- Stated problem -
Every line below should be copied exactly; drop the pictures.

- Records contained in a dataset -

--- --- ---

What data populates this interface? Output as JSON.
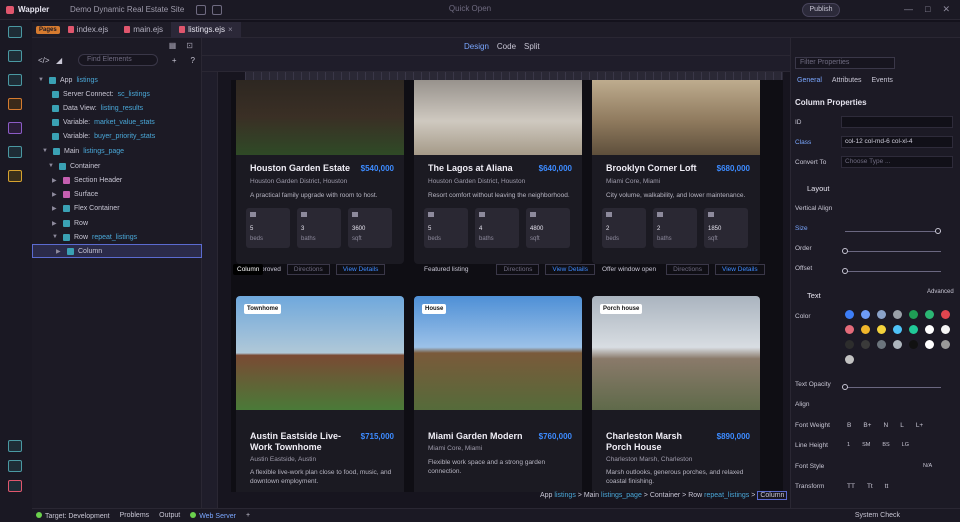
{
  "app": {
    "name": "Wappler",
    "project": "Demo Dynamic Real Estate Site",
    "search_placeholder": "Quick Open",
    "publish": "Publish"
  },
  "tabs": {
    "pages": "Pages",
    "items": [
      {
        "label": "index.ejs"
      },
      {
        "label": "main.ejs"
      },
      {
        "label": "listings.ejs"
      }
    ]
  },
  "tree": {
    "find_placeholder": "Find Elements",
    "nodes": [
      {
        "label": "App",
        "bind": "listings"
      },
      {
        "label": "Server Connect:",
        "bind": "sc_listings"
      },
      {
        "label": "Data View:",
        "bind": "listing_results"
      },
      {
        "label": "Variable:",
        "bind": "market_value_stats"
      },
      {
        "label": "Variable:",
        "bind": "buyer_priority_stats"
      },
      {
        "label": "Main",
        "bind": "listings_page"
      },
      {
        "label": "Container",
        "bind": ""
      },
      {
        "label": "Section Header",
        "bind": ""
      },
      {
        "label": "Surface",
        "bind": ""
      },
      {
        "label": "Flex Container",
        "bind": ""
      },
      {
        "label": "Row",
        "bind": ""
      },
      {
        "label": "Row",
        "bind": "repeat_listings"
      },
      {
        "label": "Column",
        "bind": ""
      }
    ]
  },
  "view": {
    "design": "Design",
    "code": "Code",
    "split": "Split"
  },
  "cards": [
    {
      "name": "Houston Garden Estate",
      "price": "$540,000",
      "loc": "Houston Garden District, Houston",
      "desc": "A practical family upgrade with room to host.",
      "beds": "5",
      "baths": "3",
      "sqft": "3600"
    },
    {
      "name": "The Lagos at Aliana",
      "price": "$640,000",
      "loc": "Houston Garden District, Houston",
      "desc": "Resort comfort without leaving the neighborhood.",
      "beds": "5",
      "baths": "4",
      "sqft": "4800"
    },
    {
      "name": "Brooklyn Corner Loft",
      "price": "$680,000",
      "loc": "Miami Core, Miami",
      "desc": "City volume, walkability, and lower maintenance.",
      "beds": "2",
      "baths": "2",
      "sqft": "1850"
    },
    {
      "tag": "Townhome",
      "name": "Austin Eastside Live-Work Townhome",
      "price": "$715,000",
      "loc": "Austin Eastside, Austin",
      "desc": "A flexible live-work plan close to food, music, and downtown employment."
    },
    {
      "tag": "House",
      "name": "Miami Garden Modern",
      "price": "$760,000",
      "loc": "Miami Core, Miami",
      "desc": "Flexible work space and a strong garden connection."
    },
    {
      "tag": "Porch house",
      "name": "Charleston Marsh Porch House",
      "price": "$890,000",
      "loc": "Charleston Marsh, Charleston",
      "desc": "Marsh outlooks, generous porches, and relaxed coastal finishing."
    }
  ],
  "stat_labels": {
    "beds": "beds",
    "baths": "baths",
    "sqft": "sqft"
  },
  "strips": [
    {
      "label": "proved"
    },
    {
      "label": "Featured listing"
    },
    {
      "label": "Offer window open"
    }
  ],
  "strip_buttons": {
    "directions": "Directions",
    "details": "View Details"
  },
  "column_tip": "Column",
  "breadcrumb": {
    "app": "App",
    "app_v": "listings",
    "main": "Main",
    "main_v": "listings_page",
    "container": "Container",
    "row": "Row",
    "row_v": "repeat_listings",
    "col": "Column",
    "sep": ">"
  },
  "props": {
    "filter": "Filter Properties",
    "tabs": [
      "General",
      "Attributes",
      "Events"
    ],
    "title": "Column Properties",
    "id_label": "ID",
    "class_label": "Class",
    "class_value": "col-12 col-md-6 col-xl-4",
    "convert_label": "Convert To",
    "convert_placeholder": "Choose Type ...",
    "layout": "Layout",
    "vertical_align": "Vertical Align",
    "size": "Size",
    "order": "Order",
    "offset": "Offset",
    "size_ticks": [
      "∞",
      "1",
      "6",
      "12"
    ],
    "order_ticks": [
      "D",
      "F",
      "1",
      "12"
    ],
    "offset_ticks": [
      "0",
      "3",
      "6",
      "9",
      "12"
    ],
    "text": "Text",
    "advanced": "Advanced",
    "color": "Color",
    "text_opacity": "Text Opacity",
    "opacity_ticks": [
      "0",
      "25%",
      "50%",
      "75%",
      "100%"
    ],
    "align": "Align",
    "font_weight": "Font Weight",
    "fw": [
      "B",
      "B+",
      "N",
      "L",
      "L+"
    ],
    "line_height": "Line Height",
    "lh": [
      "1",
      "SM",
      "BS",
      "LG"
    ],
    "font_style": "Font Style",
    "na": "N/A",
    "transform": "Transform",
    "tf": [
      "TT",
      "Tt",
      "tt"
    ],
    "swatches": [
      "#3d7ef7",
      "#6e9cf7",
      "#8aa2c8",
      "#9aa0a8",
      "#1f9d55",
      "#2bb673",
      "#e0464f",
      "#e46b7a",
      "#f0b62b",
      "#f3d23c",
      "#4fc3f7",
      "#20c997",
      "#ffffff",
      "#f5f5f5",
      "#2d2d2d",
      "#3a3a3a",
      "#6c757d",
      "#adb5bd",
      "#111111",
      "#ffffff",
      "#999999",
      "#c2c2c2"
    ]
  },
  "status": {
    "target": "Target: Development",
    "problems": "Problems",
    "output": "Output",
    "web_server": "Web Server",
    "system_check": "System Check"
  }
}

--- --- ---

- Final result -
What data populates this interface? Output as JSON.
{
  "app": {
    "name": "Wappler",
    "project": "Demo Dynamic Real Estate Site",
    "search_placeholder": "Quick Open",
    "publish": "Publish"
  },
  "tabs": {
    "pages": "Pages",
    "items": [
      {
        "label": "index.ejs"
      },
      {
        "label": "main.ejs"
      },
      {
        "label": "listings.ejs"
      }
    ]
  },
  "tree": {
    "find_placeholder": "Find Elements",
    "nodes": [
      {
        "label": "App",
        "bind": "listings"
      },
      {
        "label": "Server Connect:",
        "bind": "sc_listings"
      },
      {
        "label": "Data View:",
        "bind": "listing_results"
      },
      {
        "label": "Variable:",
        "bind": "market_value_stats"
      },
      {
        "label": "Variable:",
        "bind": "buyer_priority_stats"
      },
      {
        "label": "Main",
        "bind": "listings_page"
      },
      {
        "label": "Container",
        "bind": ""
      },
      {
        "label": "Section Header",
        "bind": ""
      },
      {
        "label": "Surface",
        "bind": ""
      },
      {
        "label": "Flex Container",
        "bind": ""
      },
      {
        "label": "Row",
        "bind": ""
      },
      {
        "label": "Row",
        "bind": "repeat_listings"
      },
      {
        "label": "Column",
        "bind": ""
      }
    ]
  },
  "view": {
    "design": "Design",
    "code": "Code",
    "split": "Split"
  },
  "cards": [
    {
      "name": "Houston Garden Estate",
      "price": "$540,000",
      "loc": "Houston Garden District, Houston",
      "desc": "A practical family upgrade with room to host.",
      "beds": "5",
      "baths": "3",
      "sqft": "3600"
    },
    {
      "name": "The Lagos at Aliana",
      "price": "$640,000",
      "loc": "Houston Garden District, Houston",
      "desc": "Resort comfort without leaving the neighborhood.",
      "beds": "5",
      "baths": "4",
      "sqft": "4800"
    },
    {
      "name": "Brooklyn Corner Loft",
      "price": "$680,000",
      "loc": "Miami Core, Miami",
      "desc": "City volume, walkability, and lower maintenance.",
      "beds": "2",
      "baths": "2",
      "sqft": "1850"
    },
    {
      "tag": "Townhome",
      "name": "Austin Eastside Live-Work Townhome",
      "price": "$715,000",
      "loc": "Austin Eastside, Austin",
      "desc": "A flexible live-work plan close to food, music, and downtown employment."
    },
    {
      "tag": "House",
      "name": "Miami Garden Modern",
      "price": "$760,000",
      "loc": "Miami Core, Miami",
      "desc": "Flexible work space and a strong garden connection."
    },
    {
      "tag": "Porch house",
      "name": "Charleston Marsh Porch House",
      "price": "$890,000",
      "loc": "Charleston Marsh, Charleston",
      "desc": "Marsh outlooks, generous porches, and relaxed coastal finishing."
    }
  ],
  "stat_labels": {
    "beds": "beds",
    "baths": "baths",
    "sqft": "sqft"
  },
  "strips": [
    {
      "label": "proved"
    },
    {
      "label": "Featured listing"
    },
    {
      "label": "Offer window open"
    }
  ],
  "strip_buttons": {
    "directions": "Directions",
    "details": "View Details"
  },
  "column_tip": "Column",
  "breadcrumb": {
    "app": "App",
    "app_v": "listings",
    "main": "Main",
    "main_v": "listings_page",
    "container": "Container",
    "row": "Row",
    "row_v": "repeat_listings",
    "col": "Column",
    "sep": ">"
  },
  "props": {
    "filter": "Filter Properties",
    "tabs": [
      "General",
      "Attributes",
      "Events"
    ],
    "title": "Column Properties",
    "id_label": "ID",
    "class_label": "Class",
    "class_value": "col-12 col-md-6 col-xl-4",
    "convert_label": "Convert To",
    "convert_placeholder": "Choose Type ...",
    "layout": "Layout",
    "vertical_align": "Vertical Align",
    "size": "Size",
    "order": "Order",
    "offset": "Offset",
    "size_ticks": [
      "∞",
      "1",
      "6",
      "12"
    ],
    "order_ticks": [
      "D",
      "F",
      "1",
      "12"
    ],
    "offset_ticks": [
      "0",
      "3",
      "6",
      "9",
      "12"
    ],
    "text": "Text",
    "advanced": "Advanced",
    "color": "Color",
    "text_opacity": "Text Opacity",
    "opacity_ticks": [
      "0",
      "25%",
      "50%",
      "75%",
      "100%"
    ],
    "align": "Align",
    "font_weight": "Font Weight",
    "fw": [
      "B",
      "B+",
      "N",
      "L",
      "L+"
    ],
    "line_height": "Line Height",
    "lh": [
      "1",
      "SM",
      "BS",
      "LG"
    ],
    "font_style": "Font Style",
    "na": "N/A",
    "transform": "Transform",
    "tf": [
      "TT",
      "Tt",
      "tt"
    ],
    "swatches": [
      "#3d7ef7",
      "#6e9cf7",
      "#8aa2c8",
      "#9aa0a8",
      "#1f9d55",
      "#2bb673",
      "#e0464f",
      "#e46b7a",
      "#f0b62b",
      "#f3d23c",
      "#4fc3f7",
      "#20c997",
      "#ffffff",
      "#f5f5f5",
      "#2d2d2d",
      "#3a3a3a",
      "#6c757d",
      "#adb5bd",
      "#111111",
      "#ffffff",
      "#999999",
      "#c2c2c2"
    ]
  },
  "status": {
    "target": "Target: Development",
    "problems": "Problems",
    "output": "Output",
    "web_server": "Web Server",
    "system_check": "System Check"
  }
}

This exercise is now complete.